Aim »
Copy out every line of the material below, changing "chevron-right-icon" to "arrow-icon" wherever it appears and leaving everything else untouched.

Material supplied »

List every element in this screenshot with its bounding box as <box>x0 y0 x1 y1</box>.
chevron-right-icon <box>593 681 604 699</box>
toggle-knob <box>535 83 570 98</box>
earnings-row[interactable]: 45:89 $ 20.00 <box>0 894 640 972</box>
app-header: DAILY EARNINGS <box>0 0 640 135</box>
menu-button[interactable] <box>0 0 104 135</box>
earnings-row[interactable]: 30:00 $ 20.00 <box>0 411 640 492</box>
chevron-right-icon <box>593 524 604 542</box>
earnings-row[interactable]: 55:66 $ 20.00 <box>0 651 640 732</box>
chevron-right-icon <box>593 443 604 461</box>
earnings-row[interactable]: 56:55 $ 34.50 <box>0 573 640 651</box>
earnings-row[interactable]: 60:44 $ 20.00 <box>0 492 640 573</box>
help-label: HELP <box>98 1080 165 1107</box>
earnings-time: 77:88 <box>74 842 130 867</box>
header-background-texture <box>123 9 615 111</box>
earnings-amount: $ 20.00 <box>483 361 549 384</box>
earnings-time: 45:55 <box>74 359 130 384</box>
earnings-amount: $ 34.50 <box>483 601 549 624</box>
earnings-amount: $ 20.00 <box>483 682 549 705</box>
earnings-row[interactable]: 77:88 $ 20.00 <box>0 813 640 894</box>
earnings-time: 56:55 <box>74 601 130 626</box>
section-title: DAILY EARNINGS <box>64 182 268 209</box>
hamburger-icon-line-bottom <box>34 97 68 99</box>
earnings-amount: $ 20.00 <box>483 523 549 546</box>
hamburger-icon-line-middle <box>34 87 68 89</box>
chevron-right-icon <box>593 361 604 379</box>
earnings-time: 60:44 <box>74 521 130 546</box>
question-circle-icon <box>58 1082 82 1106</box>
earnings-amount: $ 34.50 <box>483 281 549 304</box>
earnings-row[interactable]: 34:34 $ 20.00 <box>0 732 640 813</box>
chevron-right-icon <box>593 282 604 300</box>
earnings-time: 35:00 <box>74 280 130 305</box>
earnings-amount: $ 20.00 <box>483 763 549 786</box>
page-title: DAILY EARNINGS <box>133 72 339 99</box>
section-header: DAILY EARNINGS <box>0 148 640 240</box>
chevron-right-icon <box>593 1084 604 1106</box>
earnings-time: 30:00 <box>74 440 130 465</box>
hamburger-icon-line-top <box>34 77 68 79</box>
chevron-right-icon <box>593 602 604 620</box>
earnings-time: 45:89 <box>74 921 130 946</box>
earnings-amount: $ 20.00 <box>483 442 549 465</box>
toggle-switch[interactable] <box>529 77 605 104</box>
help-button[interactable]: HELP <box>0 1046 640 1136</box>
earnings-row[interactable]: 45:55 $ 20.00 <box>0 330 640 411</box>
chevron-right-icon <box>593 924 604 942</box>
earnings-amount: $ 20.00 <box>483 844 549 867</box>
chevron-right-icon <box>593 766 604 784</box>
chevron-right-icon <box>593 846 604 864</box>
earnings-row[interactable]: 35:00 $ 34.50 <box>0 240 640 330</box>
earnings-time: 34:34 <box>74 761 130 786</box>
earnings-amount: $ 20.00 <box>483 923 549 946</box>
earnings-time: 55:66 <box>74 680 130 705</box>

Complete response »
List every element in this screenshot with its bounding box as <box>x0 y0 x1 y1</box>.
arrow-icon <box>593 681 604 699</box>
toggle-knob <box>535 83 570 98</box>
earnings-row[interactable]: 45:89 $ 20.00 <box>0 894 640 972</box>
app-header: DAILY EARNINGS <box>0 0 640 135</box>
menu-button[interactable] <box>0 0 104 135</box>
earnings-row[interactable]: 30:00 $ 20.00 <box>0 411 640 492</box>
arrow-icon <box>593 524 604 542</box>
earnings-row[interactable]: 55:66 $ 20.00 <box>0 651 640 732</box>
arrow-icon <box>593 443 604 461</box>
earnings-row[interactable]: 56:55 $ 34.50 <box>0 573 640 651</box>
earnings-row[interactable]: 60:44 $ 20.00 <box>0 492 640 573</box>
help-label: HELP <box>98 1080 165 1107</box>
earnings-time: 77:88 <box>74 842 130 867</box>
header-background-texture <box>123 9 615 111</box>
earnings-amount: $ 20.00 <box>483 361 549 384</box>
earnings-time: 45:55 <box>74 359 130 384</box>
earnings-amount: $ 34.50 <box>483 601 549 624</box>
earnings-amount: $ 20.00 <box>483 682 549 705</box>
earnings-row[interactable]: 77:88 $ 20.00 <box>0 813 640 894</box>
earnings-time: 56:55 <box>74 601 130 626</box>
section-title: DAILY EARNINGS <box>64 182 268 209</box>
hamburger-icon-line-bottom <box>34 97 68 99</box>
earnings-amount: $ 20.00 <box>483 523 549 546</box>
hamburger-icon-line-middle <box>34 87 68 89</box>
arrow-icon <box>593 361 604 379</box>
earnings-time: 60:44 <box>74 521 130 546</box>
question-circle-icon <box>58 1082 82 1106</box>
earnings-amount: $ 34.50 <box>483 281 549 304</box>
earnings-row[interactable]: 34:34 $ 20.00 <box>0 732 640 813</box>
arrow-icon <box>593 282 604 300</box>
earnings-time: 35:00 <box>74 280 130 305</box>
earnings-amount: $ 20.00 <box>483 763 549 786</box>
page-title: DAILY EARNINGS <box>133 72 339 99</box>
section-header: DAILY EARNINGS <box>0 148 640 240</box>
arrow-icon <box>593 1084 604 1106</box>
earnings-time: 30:00 <box>74 440 130 465</box>
hamburger-icon-line-top <box>34 77 68 79</box>
arrow-icon <box>593 602 604 620</box>
earnings-time: 45:89 <box>74 921 130 946</box>
earnings-amount: $ 20.00 <box>483 442 549 465</box>
toggle-switch[interactable] <box>529 77 605 104</box>
help-button[interactable]: HELP <box>0 1046 640 1136</box>
earnings-row[interactable]: 45:55 $ 20.00 <box>0 330 640 411</box>
arrow-icon <box>593 924 604 942</box>
earnings-amount: $ 20.00 <box>483 844 549 867</box>
arrow-icon <box>593 766 604 784</box>
arrow-icon <box>593 846 604 864</box>
earnings-row[interactable]: 35:00 $ 34.50 <box>0 240 640 330</box>
earnings-time: 34:34 <box>74 761 130 786</box>
earnings-amount: $ 20.00 <box>483 923 549 946</box>
earnings-time: 55:66 <box>74 680 130 705</box>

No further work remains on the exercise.